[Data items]
[BEGIN]
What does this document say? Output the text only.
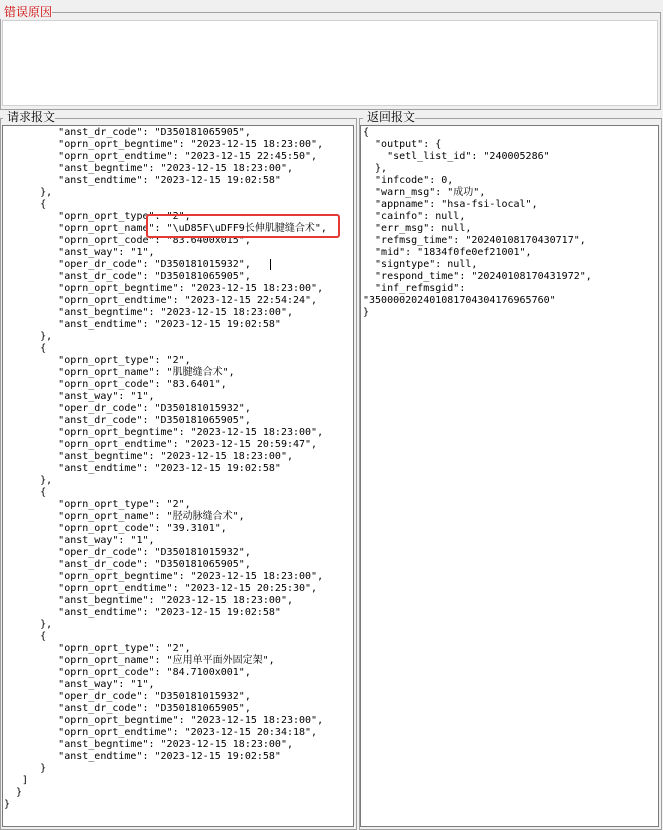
错误原因
请求报文
"anst_dr_code": "D350181065905",
"oprn_oprt_begntime": "2023-12-15 18:23:00",
"oprn_oprt_endtime": "2023-12-15 22:45:50",
"anst_begntime": "2023-12-15 18:23:00",
"anst_endtime": "2023-12-15 19:02:58"
},
{
"oprn_oprt_type": "2",
"oprn_oprt_name": "\uD85F\uDFF9长伸肌腱缝合术",
"oprn_oprt_code": "83.6400x015",
"anst_way": "1",
"oper_dr_code": "D350181015932",
"anst_dr_code": "D350181065905",
"oprn_oprt_begntime": "2023-12-15 18:23:00",
"oprn_oprt_endtime": "2023-12-15 22:54:24",
"anst_begntime": "2023-12-15 18:23:00",
"anst_endtime": "2023-12-15 19:02:58"
},
{
"oprn_oprt_type": "2",
"oprn_oprt_name": "肌腱缝合术",
"oprn_oprt_code": "83.6401",
"anst_way": "1",
"oper_dr_code": "D350181015932",
"anst_dr_code": "D350181065905",
"oprn_oprt_begntime": "2023-12-15 18:23:00",
"oprn_oprt_endtime": "2023-12-15 20:59:47",
"anst_begntime": "2023-12-15 18:23:00",
"anst_endtime": "2023-12-15 19:02:58"
},
{
"oprn_oprt_type": "2",
"oprn_oprt_name": "胫动脉缝合术",
"oprn_oprt_code": "39.3101",
"anst_way": "1",
"oper_dr_code": "D350181015932",
"anst_dr_code": "D350181065905",
"oprn_oprt_begntime": "2023-12-15 18:23:00",
"oprn_oprt_endtime": "2023-12-15 20:25:30",
"anst_begntime": "2023-12-15 18:23:00",
"anst_endtime": "2023-12-15 19:02:58"
},
{
"oprn_oprt_type": "2",
"oprn_oprt_name": "应用单平面外固定架",
"oprn_oprt_code": "84.7100x001",
"anst_way": "1",
"oper_dr_code": "D350181015932",
"anst_dr_code": "D350181065905",
"oprn_oprt_begntime": "2023-12-15 18:23:00",
"oprn_oprt_endtime": "2023-12-15 20:34:18",
"anst_begntime": "2023-12-15 18:23:00",
"anst_endtime": "2023-12-15 19:02:58"
}
]
}
}
返回报文
{
"output": {
"setl_list_id": "240005286"
},
"infcode": 0,
"warn_msg": "成功",
"appname": "hsa-fsi-local",
"cainfo": null,
"err_msg": null,
"refmsg_time": "20240108170430717",
"mid": "1834f0fe0ef21001",
"signtype": null,
"respond_time": "20240108170431972",
"inf_refmsgid":
"350000202401081704304176965760"
}
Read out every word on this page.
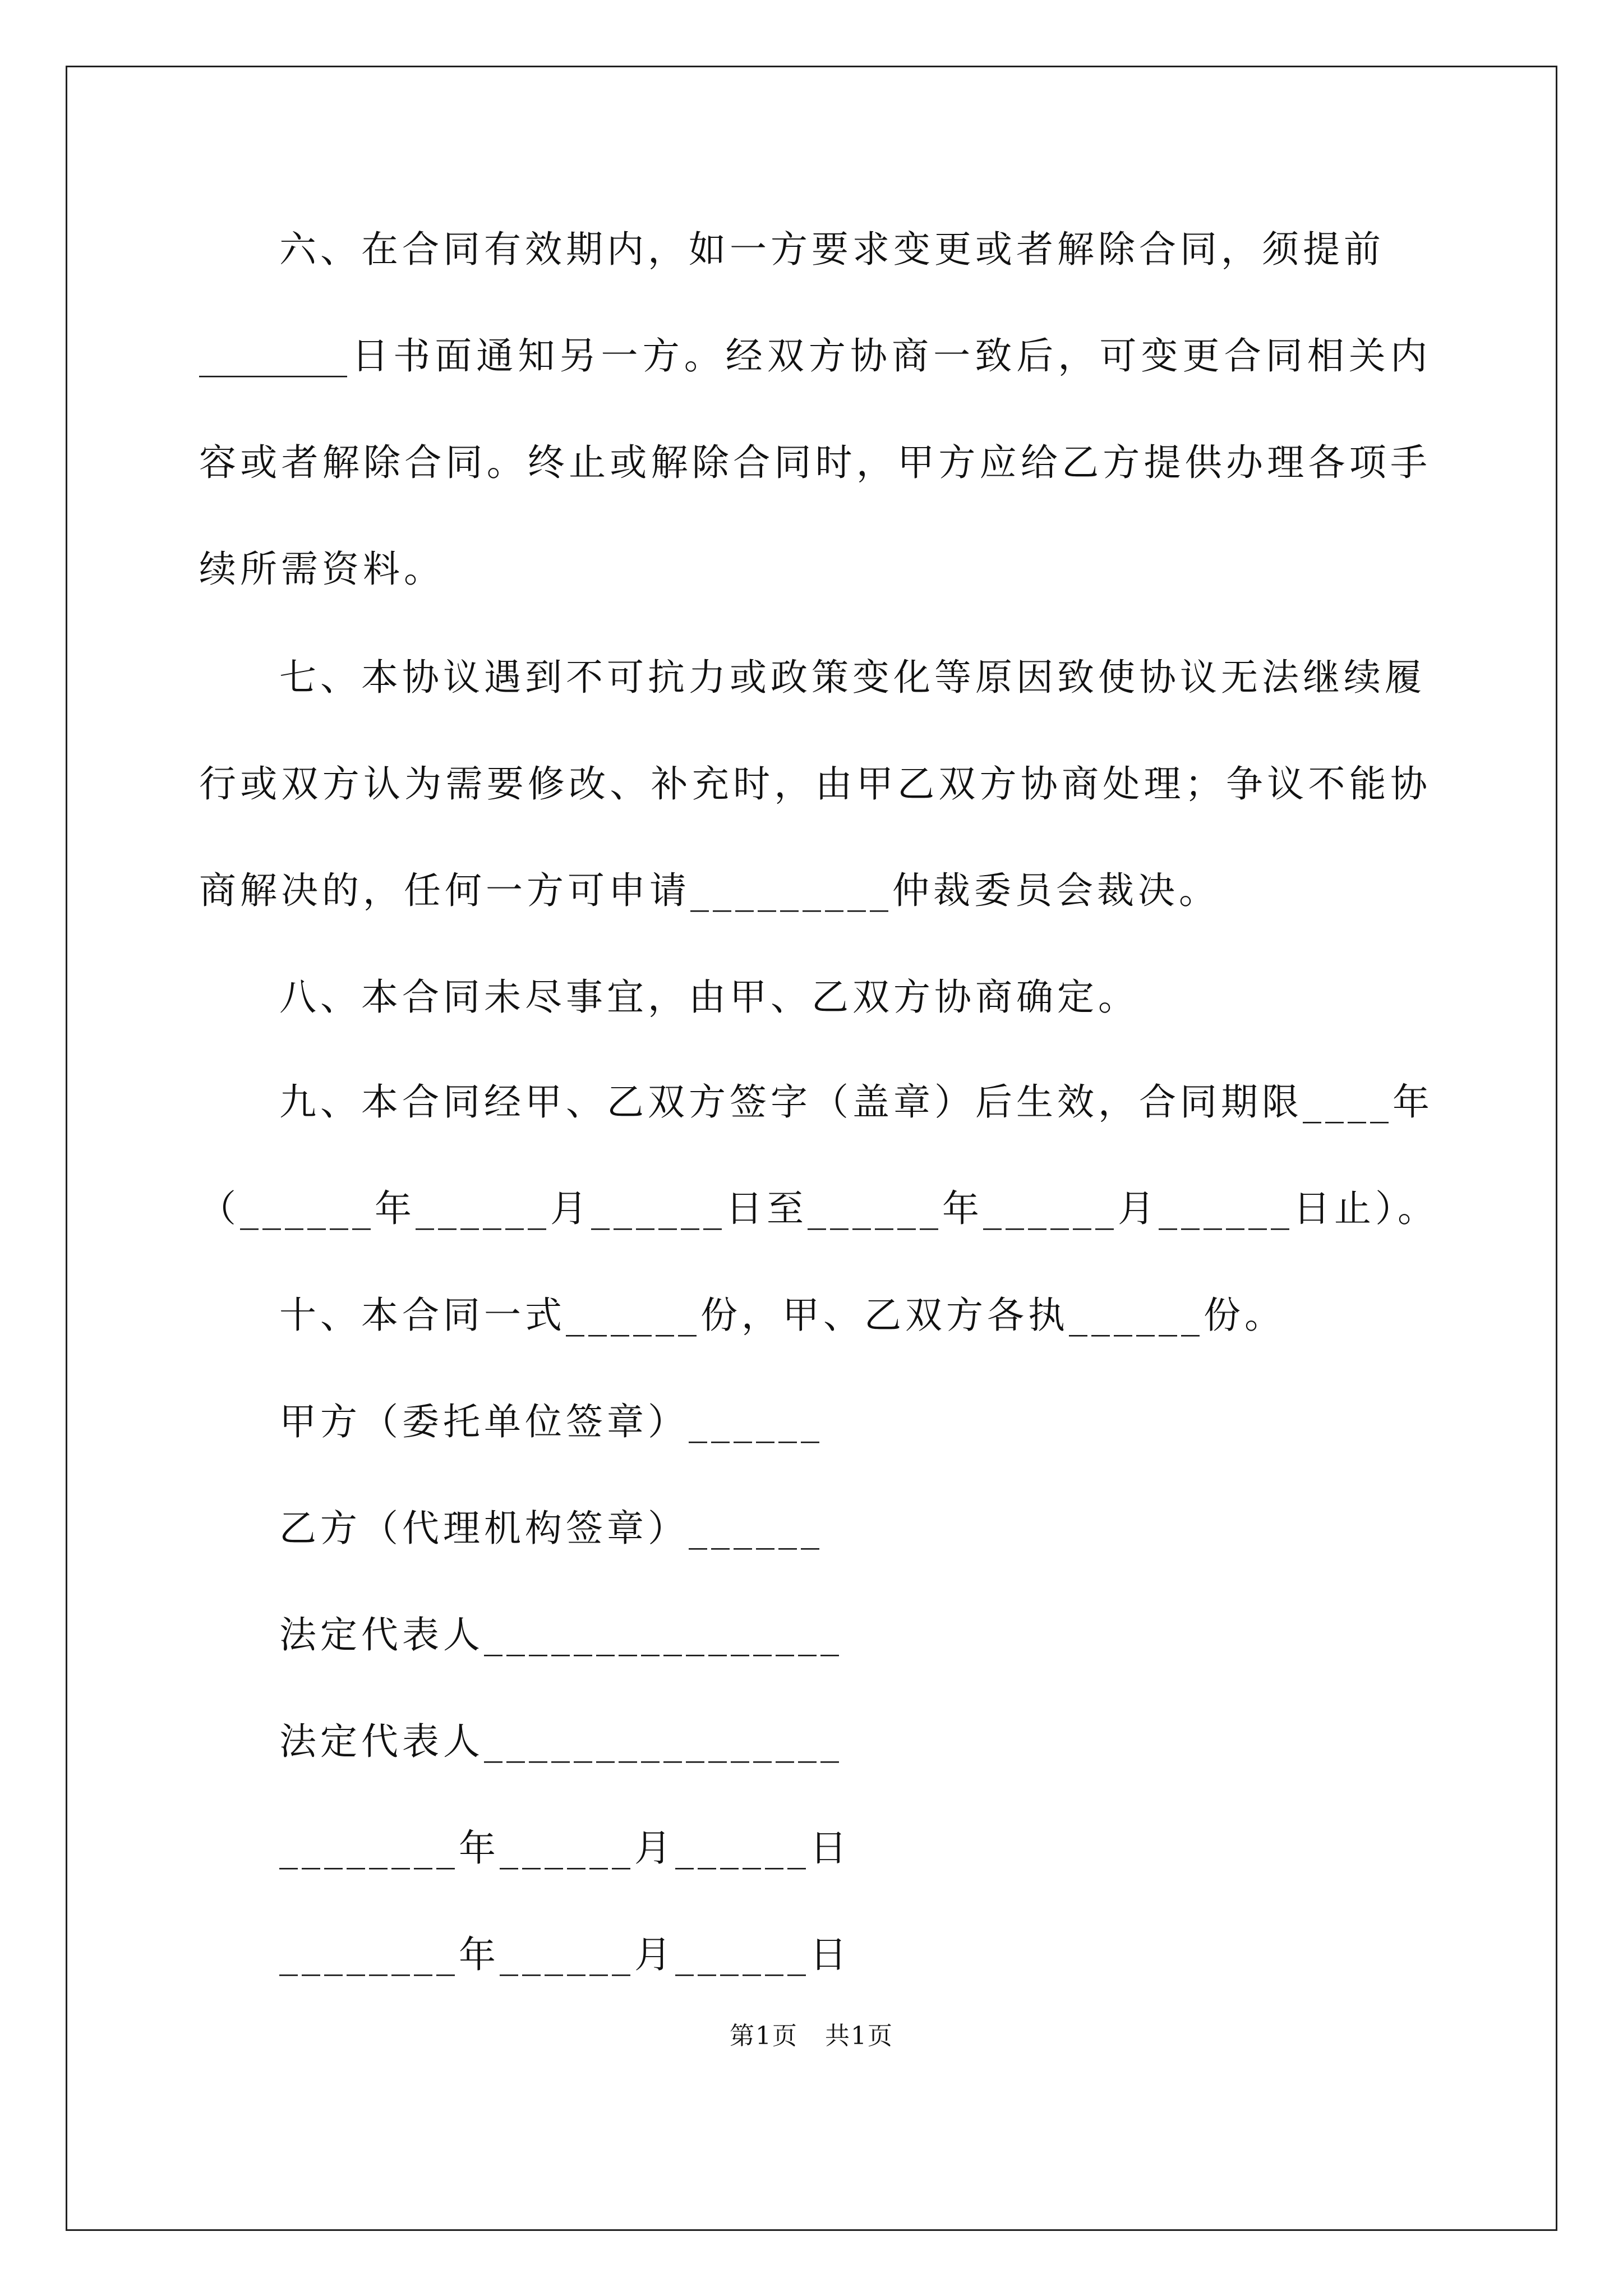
六、在合同有效期内，如一方要求变更或者解除合同，须提前
________日书面通知另一方。经双方协商一致后，可变更合同相关内
容或者解除合同。终止或解除合同时，甲方应给乙方提供办理各项手
续所需资料。
七、本协议遇到不可抗力或政策变化等原因致使协议无法继续履
行或双方认为需要修改、补充时，由甲乙双方协商处理；争议不能协
商解决的，任何一方可申请_________仲裁委员会裁决。
八、本合同未尽事宜，由甲、乙双方协商确定。
九、本合同经甲、乙双方签字（盖章）后生效，合同期限____年
（______年______月______日至______年______月______日止）。
十、本合同一式______份，甲、乙双方各执______份。
甲方（委托单位签章）______
乙方（代理机构签章）______
法定代表人________________
法定代表人________________
________年______月______日
________年______月______日
第1页   共1页
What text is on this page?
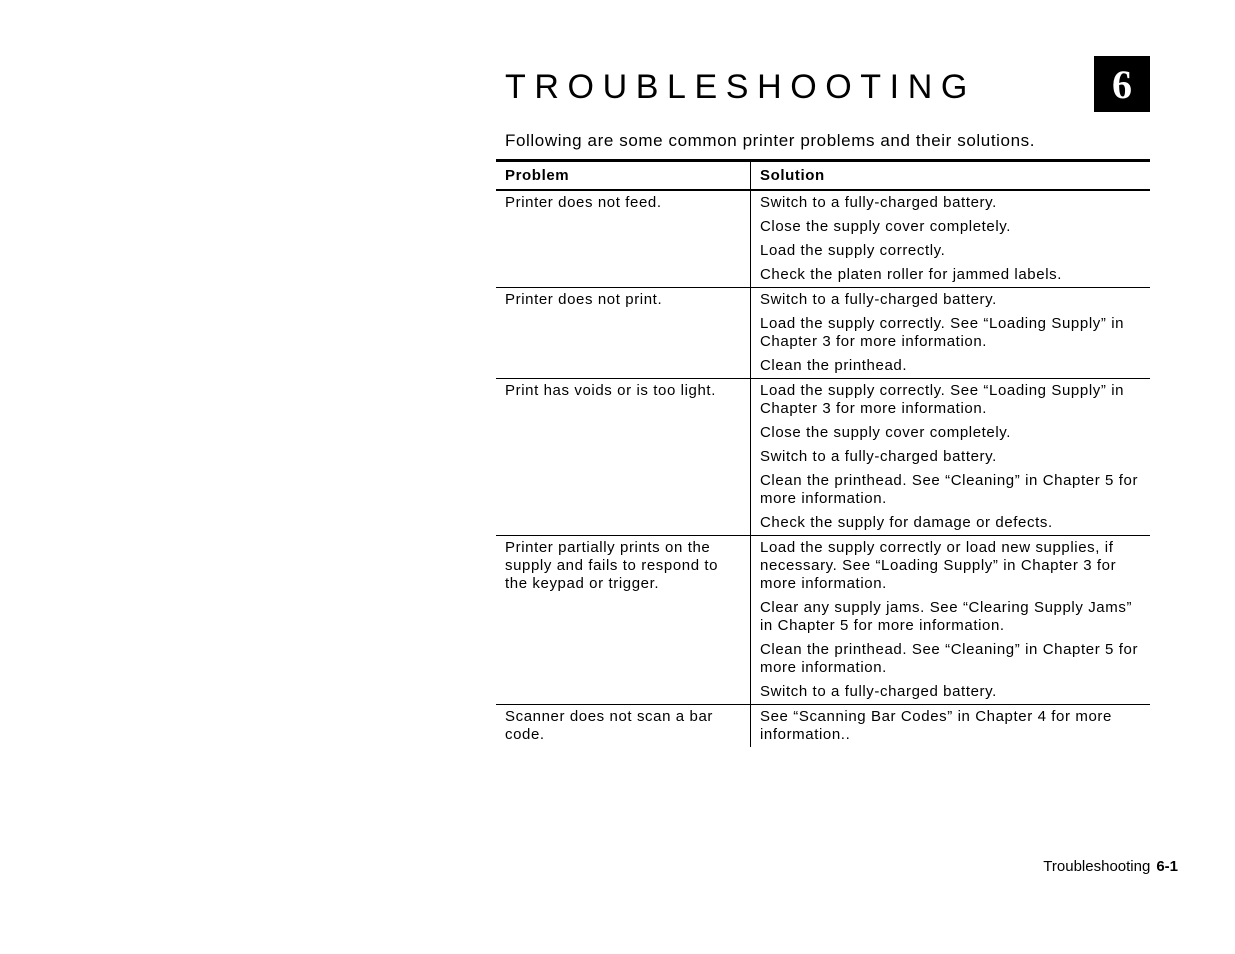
TROUBLESHOOTING	6

Following are some common printer problems and their solutions.

Problem	Solution
Printer does not feed.	Switch to a fully-charged battery.

Close the supply cover completely.

Load the supply correctly.

Check the platen roller for jammed labels.

Printer does not print.	Switch to a fully-charged battery.

Load the supply correctly. See “Loading Supply” in Chapter 3 for more information.

Clean the printhead.

Print has voids or is too light.	Load the supply correctly. See “Loading Supply” in Chapter 3 for more information.

Close the supply cover completely.

Switch to a fully-charged battery.

Clean the printhead. See “Cleaning” in Chapter 5 for more information.

Check the supply for damage or defects.

Printer partially prints on the supply and fails to respond to the keypad or trigger.	Load the supply correctly or load new supplies, if necessary. See “Loading Supply” in Chapter 3 for more information.

Clear any supply jams. See “Clearing Supply Jams” in Chapter 5 for more information.

Clean the printhead. See “Cleaning” in Chapter 5 for more information.

Switch to a fully-charged battery.

Scanner does not scan a bar code.	See “Scanning Bar Codes” in Chapter 4 for more information..

Troubleshooting 6-1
[END]
§ What the task requires
Within the data above, count the lines that contain the string "battery"; the reply is the number alone.

§ Result of the exercise
4